▶ Instructions to follow
Repeat the material exactly, leaving nothing out.

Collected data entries
■ ■ ■
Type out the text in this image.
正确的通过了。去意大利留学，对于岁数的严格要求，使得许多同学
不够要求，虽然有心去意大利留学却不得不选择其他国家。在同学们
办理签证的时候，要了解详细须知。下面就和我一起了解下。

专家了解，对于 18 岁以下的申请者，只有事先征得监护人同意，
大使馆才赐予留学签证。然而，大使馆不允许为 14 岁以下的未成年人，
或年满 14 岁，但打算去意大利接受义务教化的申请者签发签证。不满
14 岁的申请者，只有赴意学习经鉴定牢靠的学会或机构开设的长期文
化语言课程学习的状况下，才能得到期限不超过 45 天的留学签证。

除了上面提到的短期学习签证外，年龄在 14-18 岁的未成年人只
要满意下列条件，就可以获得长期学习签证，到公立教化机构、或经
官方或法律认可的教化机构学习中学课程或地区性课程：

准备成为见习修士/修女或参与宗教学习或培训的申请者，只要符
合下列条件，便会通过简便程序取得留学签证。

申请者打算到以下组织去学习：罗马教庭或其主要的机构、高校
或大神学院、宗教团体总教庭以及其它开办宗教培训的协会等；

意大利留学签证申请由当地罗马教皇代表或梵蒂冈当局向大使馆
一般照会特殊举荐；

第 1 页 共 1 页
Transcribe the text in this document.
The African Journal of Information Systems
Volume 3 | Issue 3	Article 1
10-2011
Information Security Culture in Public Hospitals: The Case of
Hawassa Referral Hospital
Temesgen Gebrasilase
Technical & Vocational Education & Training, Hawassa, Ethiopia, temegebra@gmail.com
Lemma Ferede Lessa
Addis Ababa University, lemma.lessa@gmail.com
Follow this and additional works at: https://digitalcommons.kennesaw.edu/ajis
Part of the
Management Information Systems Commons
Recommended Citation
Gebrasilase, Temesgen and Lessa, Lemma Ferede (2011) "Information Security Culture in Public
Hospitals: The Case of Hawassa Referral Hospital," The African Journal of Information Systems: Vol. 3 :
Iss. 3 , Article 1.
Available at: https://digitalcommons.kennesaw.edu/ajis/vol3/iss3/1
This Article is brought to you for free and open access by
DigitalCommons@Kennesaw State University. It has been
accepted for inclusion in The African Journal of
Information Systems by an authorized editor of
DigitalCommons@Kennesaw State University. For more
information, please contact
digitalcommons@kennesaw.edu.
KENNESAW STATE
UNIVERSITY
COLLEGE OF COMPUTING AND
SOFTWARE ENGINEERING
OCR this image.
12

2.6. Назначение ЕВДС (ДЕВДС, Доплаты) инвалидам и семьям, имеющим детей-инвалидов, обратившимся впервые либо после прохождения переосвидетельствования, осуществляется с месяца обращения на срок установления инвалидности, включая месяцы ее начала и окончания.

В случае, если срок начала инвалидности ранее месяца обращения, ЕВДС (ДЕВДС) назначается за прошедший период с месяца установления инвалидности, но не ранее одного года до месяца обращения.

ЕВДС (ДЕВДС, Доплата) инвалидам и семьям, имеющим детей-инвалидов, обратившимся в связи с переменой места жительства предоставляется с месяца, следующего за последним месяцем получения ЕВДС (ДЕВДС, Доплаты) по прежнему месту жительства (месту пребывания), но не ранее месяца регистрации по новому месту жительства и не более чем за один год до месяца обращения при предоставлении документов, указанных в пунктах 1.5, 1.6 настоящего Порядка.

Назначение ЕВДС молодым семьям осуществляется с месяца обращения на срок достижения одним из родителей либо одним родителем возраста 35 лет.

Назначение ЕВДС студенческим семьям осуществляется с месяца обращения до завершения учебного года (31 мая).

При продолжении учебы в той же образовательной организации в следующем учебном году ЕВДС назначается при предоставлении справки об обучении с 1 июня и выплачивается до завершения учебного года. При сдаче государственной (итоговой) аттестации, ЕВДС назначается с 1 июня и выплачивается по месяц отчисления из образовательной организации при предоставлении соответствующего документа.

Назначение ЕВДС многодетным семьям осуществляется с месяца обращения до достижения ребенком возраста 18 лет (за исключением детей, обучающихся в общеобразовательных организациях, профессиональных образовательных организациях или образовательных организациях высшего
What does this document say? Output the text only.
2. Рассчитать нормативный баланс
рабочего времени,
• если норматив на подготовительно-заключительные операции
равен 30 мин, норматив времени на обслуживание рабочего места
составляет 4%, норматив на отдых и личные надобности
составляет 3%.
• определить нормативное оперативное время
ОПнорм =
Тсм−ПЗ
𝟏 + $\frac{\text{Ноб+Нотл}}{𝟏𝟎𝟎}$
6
■ ■ ■
▶ Response
Type out the text in this image.
正确的通过了。去意大利留学，对于岁数的严格要求，使得许多同学
不够要求，虽然有心去意大利留学却不得不选择其他国家。在同学们
办理签证的时候，要了解详细须知。下面就和我一起了解下。

专家了解，对于 18 岁以下的申请者，只有事先征得监护人同意，
大使馆才赐予留学签证。然而，大使馆不允许为 14 岁以下的未成年人，
或年满 14 岁，但打算去意大利接受义务教化的申请者签发签证。不满
14 岁的申请者，只有赴意学习经鉴定牢靠的学会或机构开设的长期文
化语言课程学习的状况下，才能得到期限不超过 45 天的留学签证。

除了上面提到的短期学习签证外，年龄在 14-18 岁的未成年人只
要满意下列条件，就可以获得长期学习签证，到公立教化机构、或经
官方或法律认可的教化机构学习中学课程或地区性课程：

准备成为见习修士/修女或参与宗教学习或培训的申请者，只要符
合下列条件，便会通过简便程序取得留学签证。

申请者打算到以下组织去学习：罗马教庭或其主要的机构、高校
或大神学院、宗教团体总教庭以及其它开办宗教培训的协会等；

意大利留学签证申请由当地罗马教皇代表或梵蒂冈当局向大使馆
一般照会特殊举荐；

第 1 页 共 1 页
Transcribe the text in this document.
The African Journal of Information Systems
Volume 3 | Issue 3	Article 1
10-2011
Information Security Culture in Public Hospitals: The Case of
Hawassa Referral Hospital
Temesgen Gebrasilase
Technical & Vocational Education & Training, Hawassa, Ethiopia, temegebra@gmail.com
Lemma Ferede Lessa
Addis Ababa University, lemma.lessa@gmail.com
Follow this and additional works at: https://digitalcommons.kennesaw.edu/ajis
Part of the
Management Information Systems Commons
Recommended Citation
Gebrasilase, Temesgen and Lessa, Lemma Ferede (2011) "Information Security Culture in Public
Hospitals: The Case of Hawassa Referral Hospital," The African Journal of Information Systems: Vol. 3 :
Iss. 3 , Article 1.
Available at: https://digitalcommons.kennesaw.edu/ajis/vol3/iss3/1
This Article is brought to you for free and open access by
DigitalCommons@Kennesaw State University. It has been
accepted for inclusion in The African Journal of
Information Systems by an authorized editor of
DigitalCommons@Kennesaw State University. For more
information, please contact
digitalcommons@kennesaw.edu.
KENNESAW STATE
UNIVERSITY
COLLEGE OF COMPUTING AND
SOFTWARE ENGINEERING
OCR this image.
12

2.6. Назначение ЕВДС (ДЕВДС, Доплаты) инвалидам и семьям, имеющим детей-инвалидов, обратившимся впервые либо после прохождения переосвидетельствования, осуществляется с месяца обращения на срок установления инвалидности, включая месяцы ее начала и окончания.

В случае, если срок начала инвалидности ранее месяца обращения, ЕВДС (ДЕВДС) назначается за прошедший период с месяца установления инвалидности, но не ранее одного года до месяца обращения.

ЕВДС (ДЕВДС, Доплата) инвалидам и семьям, имеющим детей-инвалидов, обратившимся в связи с переменой места жительства предоставляется с месяца, следующего за последним месяцем получения ЕВДС (ДЕВДС, Доплаты) по прежнему месту жительства (месту пребывания), но не ранее месяца регистрации по новому месту жительства и не более чем за один год до месяца обращения при предоставлении документов, указанных в пунктах 1.5, 1.6 настоящего Порядка.

Назначение ЕВДС молодым семьям осуществляется с месяца обращения на срок достижения одним из родителей либо одним родителем возраста 35 лет.

Назначение ЕВДС студенческим семьям осуществляется с месяца обращения до завершения учебного года (31 мая).

При продолжении учебы в той же образовательной организации в следующем учебном году ЕВДС назначается при предоставлении справки об обучении с 1 июня и выплачивается до завершения учебного года. При сдаче государственной (итоговой) аттестации, ЕВДС назначается с 1 июня и выплачивается по месяц отчисления из образовательной организации при предоставлении соответствующего документа.

Назначение ЕВДС многодетным семьям осуществляется с месяца обращения до достижения ребенком возраста 18 лет (за исключением детей, обучающихся в общеобразовательных организациях, профессиональных образовательных организациях или образовательных организациях высшего
What does this document say? Output the text only.
2. Рассчитать нормативный баланс
рабочего времени,
• если норматив на подготовительно-заключительные операции
равен 30 мин, норматив времени на обслуживание рабочего места
составляет 4%, норматив на отдых и личные надобности
составляет 3%.
• определить нормативное оперативное время
ОПнорм =
Тсм−ПЗ
𝟏 + $\frac{\text{Ноб+Нотл}}{𝟏𝟎𝟎}$
6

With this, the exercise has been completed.